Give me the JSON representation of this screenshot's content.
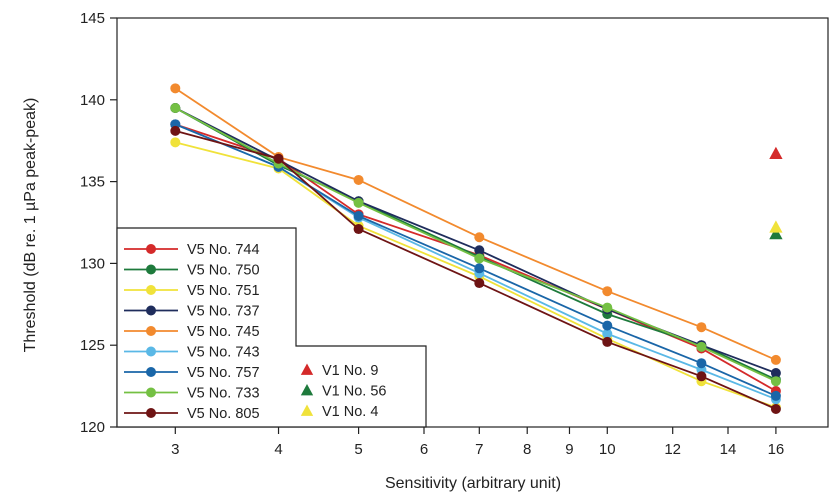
{
  "chart_data": {
    "type": "line",
    "xlabel": "Sensitivity (arbitrary unit)",
    "ylabel": "Threshold (dB re. 1 µPa peak-peak)",
    "x_scale": "log",
    "xlim": [
      2.55,
      18.5
    ],
    "ylim": [
      120,
      145
    ],
    "x_ticks": [
      3,
      4,
      5,
      6,
      7,
      8,
      9,
      10,
      12,
      14,
      16
    ],
    "y_ticks": [
      120,
      125,
      130,
      135,
      140,
      145
    ],
    "grid": false,
    "legend_position": "bottom-left",
    "series": [
      {
        "name": "V5 No. 744",
        "color": "#d42a2a",
        "marker": "circle",
        "x": [
          3,
          4,
          5,
          7,
          10,
          13,
          16
        ],
        "y": [
          138.5,
          136.4,
          133.0,
          130.5,
          127.2,
          124.8,
          122.2
        ]
      },
      {
        "name": "V5 No. 750",
        "color": "#1e7a3c",
        "marker": "circle",
        "x": [
          3,
          4,
          5,
          7,
          10,
          13,
          16
        ],
        "y": [
          139.5,
          136.0,
          133.8,
          130.4,
          126.9,
          125.0,
          122.9
        ]
      },
      {
        "name": "V5 No. 751",
        "color": "#f0e23a",
        "marker": "circle",
        "x": [
          3,
          4,
          5,
          7,
          10,
          13,
          16
        ],
        "y": [
          137.4,
          135.8,
          132.3,
          129.2,
          125.4,
          122.8,
          121.2
        ]
      },
      {
        "name": "V5 No. 737",
        "color": "#1f2d5c",
        "marker": "circle",
        "x": [
          3,
          4,
          5,
          7,
          10,
          13,
          16
        ],
        "y": [
          139.5,
          136.3,
          133.8,
          130.8,
          127.2,
          125.0,
          123.3
        ]
      },
      {
        "name": "V5 No. 745",
        "color": "#f28a2e",
        "marker": "circle",
        "x": [
          3,
          4,
          5,
          7,
          10,
          13,
          16
        ],
        "y": [
          140.7,
          136.5,
          135.1,
          131.6,
          128.3,
          126.1,
          124.1
        ]
      },
      {
        "name": "V5 No. 743",
        "color": "#5ab8e6",
        "marker": "circle",
        "x": [
          3,
          4,
          5,
          7,
          10,
          13,
          16
        ],
        "y": [
          138.5,
          135.9,
          132.8,
          129.4,
          125.7,
          123.5,
          121.7
        ]
      },
      {
        "name": "V5 No. 757",
        "color": "#1a66a8",
        "marker": "circle",
        "x": [
          3,
          4,
          5,
          7,
          10,
          13,
          16
        ],
        "y": [
          138.5,
          135.9,
          132.9,
          129.7,
          126.2,
          123.9,
          121.9
        ]
      },
      {
        "name": "V5 No. 733",
        "color": "#74c043",
        "marker": "circle",
        "x": [
          3,
          4,
          5,
          7,
          10,
          13,
          16
        ],
        "y": [
          139.5,
          136.1,
          133.7,
          130.3,
          127.3,
          124.9,
          122.8
        ]
      },
      {
        "name": "V5 No. 805",
        "color": "#6e1414",
        "marker": "circle",
        "x": [
          3,
          4,
          5,
          7,
          10,
          13,
          16
        ],
        "y": [
          138.1,
          136.4,
          132.1,
          128.8,
          125.2,
          123.1,
          121.1
        ]
      },
      {
        "name": "V1 No. 9",
        "color": "#d42a2a",
        "marker": "triangle",
        "x": [
          16
        ],
        "y": [
          136.7
        ]
      },
      {
        "name": "V1 No. 56",
        "color": "#1e7a3c",
        "marker": "triangle",
        "x": [
          16
        ],
        "y": [
          131.8
        ]
      },
      {
        "name": "V1 No. 4",
        "color": "#f0e23a",
        "marker": "triangle",
        "x": [
          16
        ],
        "y": [
          132.2
        ]
      }
    ]
  }
}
□ □ □ □ □
▶ _Problem_
Without the pictures, return the entries exactly as they appear.

▶ _Final answer_
Give me the JSON representation of this screenshot's content.
{
  "chart_data": {
    "type": "line",
    "xlabel": "Sensitivity (arbitrary unit)",
    "ylabel": "Threshold (dB re. 1 µPa peak-peak)",
    "x_scale": "log",
    "xlim": [
      2.55,
      18.5
    ],
    "ylim": [
      120,
      145
    ],
    "x_ticks": [
      3,
      4,
      5,
      6,
      7,
      8,
      9,
      10,
      12,
      14,
      16
    ],
    "y_ticks": [
      120,
      125,
      130,
      135,
      140,
      145
    ],
    "grid": false,
    "legend_position": "bottom-left",
    "series": [
      {
        "name": "V5 No. 744",
        "color": "#d42a2a",
        "marker": "circle",
        "x": [
          3,
          4,
          5,
          7,
          10,
          13,
          16
        ],
        "y": [
          138.5,
          136.4,
          133.0,
          130.5,
          127.2,
          124.8,
          122.2
        ]
      },
      {
        "name": "V5 No. 750",
        "color": "#1e7a3c",
        "marker": "circle",
        "x": [
          3,
          4,
          5,
          7,
          10,
          13,
          16
        ],
        "y": [
          139.5,
          136.0,
          133.8,
          130.4,
          126.9,
          125.0,
          122.9
        ]
      },
      {
        "name": "V5 No. 751",
        "color": "#f0e23a",
        "marker": "circle",
        "x": [
          3,
          4,
          5,
          7,
          10,
          13,
          16
        ],
        "y": [
          137.4,
          135.8,
          132.3,
          129.2,
          125.4,
          122.8,
          121.2
        ]
      },
      {
        "name": "V5 No. 737",
        "color": "#1f2d5c",
        "marker": "circle",
        "x": [
          3,
          4,
          5,
          7,
          10,
          13,
          16
        ],
        "y": [
          139.5,
          136.3,
          133.8,
          130.8,
          127.2,
          125.0,
          123.3
        ]
      },
      {
        "name": "V5 No. 745",
        "color": "#f28a2e",
        "marker": "circle",
        "x": [
          3,
          4,
          5,
          7,
          10,
          13,
          16
        ],
        "y": [
          140.7,
          136.5,
          135.1,
          131.6,
          128.3,
          126.1,
          124.1
        ]
      },
      {
        "name": "V5 No. 743",
        "color": "#5ab8e6",
        "marker": "circle",
        "x": [
          3,
          4,
          5,
          7,
          10,
          13,
          16
        ],
        "y": [
          138.5,
          135.9,
          132.8,
          129.4,
          125.7,
          123.5,
          121.7
        ]
      },
      {
        "name": "V5 No. 757",
        "color": "#1a66a8",
        "marker": "circle",
        "x": [
          3,
          4,
          5,
          7,
          10,
          13,
          16
        ],
        "y": [
          138.5,
          135.9,
          132.9,
          129.7,
          126.2,
          123.9,
          121.9
        ]
      },
      {
        "name": "V5 No. 733",
        "color": "#74c043",
        "marker": "circle",
        "x": [
          3,
          4,
          5,
          7,
          10,
          13,
          16
        ],
        "y": [
          139.5,
          136.1,
          133.7,
          130.3,
          127.3,
          124.9,
          122.8
        ]
      },
      {
        "name": "V5 No. 805",
        "color": "#6e1414",
        "marker": "circle",
        "x": [
          3,
          4,
          5,
          7,
          10,
          13,
          16
        ],
        "y": [
          138.1,
          136.4,
          132.1,
          128.8,
          125.2,
          123.1,
          121.1
        ]
      },
      {
        "name": "V1 No. 9",
        "color": "#d42a2a",
        "marker": "triangle",
        "x": [
          16
        ],
        "y": [
          136.7
        ]
      },
      {
        "name": "V1 No. 56",
        "color": "#1e7a3c",
        "marker": "triangle",
        "x": [
          16
        ],
        "y": [
          131.8
        ]
      },
      {
        "name": "V1 No. 4",
        "color": "#f0e23a",
        "marker": "triangle",
        "x": [
          16
        ],
        "y": [
          132.2
        ]
      }
    ]
  }
}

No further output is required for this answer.